STATED TASK — Transcribe each line of the material as it is, and drop any picture.
..............................
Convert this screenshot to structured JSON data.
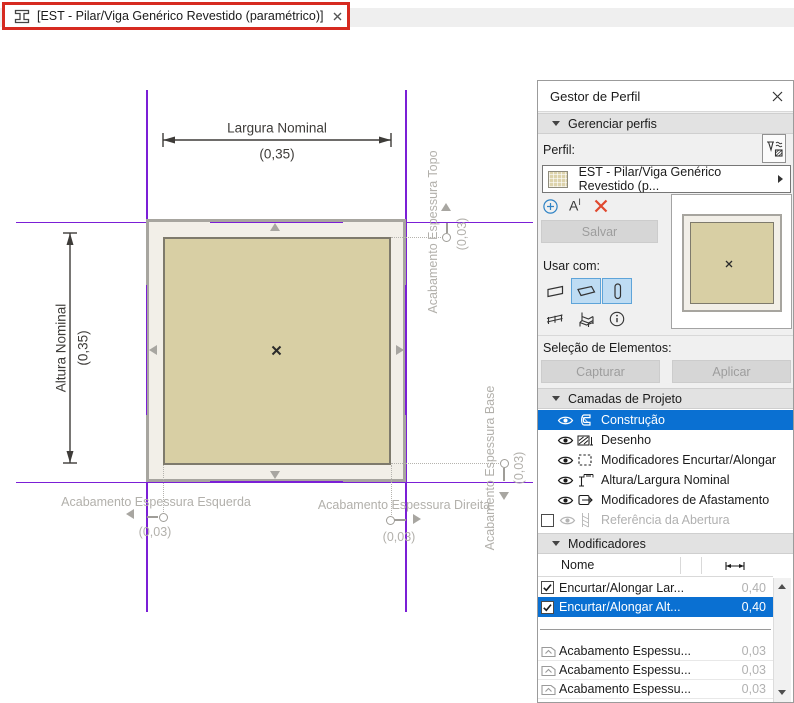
{
  "tab": {
    "title": "[EST - Pilar/Viga Genérico Revestido (paramétrico)]"
  },
  "canvas": {
    "width_dim": {
      "label": "Largura Nominal",
      "value": "(0,35)"
    },
    "height_dim": {
      "label": "Altura Nominal",
      "value": "(0,35)"
    },
    "finish_top": {
      "label": "Acabamento Espessura Topo",
      "value": "(0,03)"
    },
    "finish_base": {
      "label": "Acabamento Espessura Base",
      "value": "(0,03)"
    },
    "finish_left": {
      "label": "Acabamento Espessura Esquerda",
      "value": "(0,03)"
    },
    "finish_right": {
      "label": "Acabamento Espessura Direita",
      "value": "(0,03)"
    }
  },
  "panel": {
    "title": "Gestor de Perfil",
    "manage_section": "Gerenciar perfis",
    "profile_label": "Perfil:",
    "profile_value": "EST - Pilar/Viga Genérico Revestido (p...",
    "tools": {
      "rename_a": "A",
      "rename_i": "I"
    },
    "save_button": "Salvar",
    "use_with_label": "Usar com:",
    "selection_label": "Seleção de Elementos:",
    "capture_button": "Capturar",
    "apply_button": "Aplicar",
    "layers_section": "Camadas de Projeto",
    "layers": [
      {
        "label": "Construção",
        "selected": true
      },
      {
        "label": "Desenho"
      },
      {
        "label": "Modificadores Encurtar/Alongar"
      },
      {
        "label": "Altura/Largura Nominal"
      },
      {
        "label": "Modificadores de Afastamento"
      },
      {
        "label": "Referência da Abertura",
        "disabled": true
      }
    ],
    "modifiers_section": "Modificadores",
    "table": {
      "name_col": "Nome",
      "rows": [
        {
          "name": "Encurtar/Alongar Lar...",
          "value": "0,40",
          "checked": true
        },
        {
          "name": "Encurtar/Alongar Alt...",
          "value": "0,40",
          "checked": true,
          "selected": true
        },
        {
          "name": "Acabamento Espessu...",
          "value": "0,03"
        },
        {
          "name": "Acabamento Espessu...",
          "value": "0,03"
        },
        {
          "name": "Acabamento Espessu...",
          "value": "0,03"
        }
      ]
    }
  },
  "colors": {
    "selection_blue": "#0a70d2",
    "guide_purple": "#7b1fd6",
    "annotation_red": "#d62a20",
    "core_fill": "#d8cfa4",
    "finish_fill": "#f2efe8",
    "delete_red": "#e0482e",
    "add_blue": "#2f83c5"
  },
  "icons": {
    "tab_icon": "i-beam-section",
    "picker_icon": "profile-picker",
    "use_with": [
      "wall",
      "beam",
      "column",
      "railing",
      "object-chair",
      "info"
    ]
  }
}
..............................
TASK RESPONSE —
Convert this screenshot to structured JSON data.
{
  "tab": {
    "title": "[EST - Pilar/Viga Genérico Revestido (paramétrico)]"
  },
  "canvas": {
    "width_dim": {
      "label": "Largura Nominal",
      "value": "(0,35)"
    },
    "height_dim": {
      "label": "Altura Nominal",
      "value": "(0,35)"
    },
    "finish_top": {
      "label": "Acabamento Espessura Topo",
      "value": "(0,03)"
    },
    "finish_base": {
      "label": "Acabamento Espessura Base",
      "value": "(0,03)"
    },
    "finish_left": {
      "label": "Acabamento Espessura Esquerda",
      "value": "(0,03)"
    },
    "finish_right": {
      "label": "Acabamento Espessura Direita",
      "value": "(0,03)"
    }
  },
  "panel": {
    "title": "Gestor de Perfil",
    "manage_section": "Gerenciar perfis",
    "profile_label": "Perfil:",
    "profile_value": "EST - Pilar/Viga Genérico Revestido (p...",
    "tools": {
      "rename_a": "A",
      "rename_i": "I"
    },
    "save_button": "Salvar",
    "use_with_label": "Usar com:",
    "selection_label": "Seleção de Elementos:",
    "capture_button": "Capturar",
    "apply_button": "Aplicar",
    "layers_section": "Camadas de Projeto",
    "layers": [
      {
        "label": "Construção",
        "selected": true
      },
      {
        "label": "Desenho"
      },
      {
        "label": "Modificadores Encurtar/Alongar"
      },
      {
        "label": "Altura/Largura Nominal"
      },
      {
        "label": "Modificadores de Afastamento"
      },
      {
        "label": "Referência da Abertura",
        "disabled": true
      }
    ],
    "modifiers_section": "Modificadores",
    "table": {
      "name_col": "Nome",
      "rows": [
        {
          "name": "Encurtar/Alongar Lar...",
          "value": "0,40",
          "checked": true
        },
        {
          "name": "Encurtar/Alongar Alt...",
          "value": "0,40",
          "checked": true,
          "selected": true
        },
        {
          "name": "Acabamento Espessu...",
          "value": "0,03"
        },
        {
          "name": "Acabamento Espessu...",
          "value": "0,03"
        },
        {
          "name": "Acabamento Espessu...",
          "value": "0,03"
        }
      ]
    }
  },
  "colors": {
    "selection_blue": "#0a70d2",
    "guide_purple": "#7b1fd6",
    "annotation_red": "#d62a20",
    "core_fill": "#d8cfa4",
    "finish_fill": "#f2efe8",
    "delete_red": "#e0482e",
    "add_blue": "#2f83c5"
  },
  "icons": {
    "tab_icon": "i-beam-section",
    "picker_icon": "profile-picker",
    "use_with": [
      "wall",
      "beam",
      "column",
      "railing",
      "object-chair",
      "info"
    ]
  }
}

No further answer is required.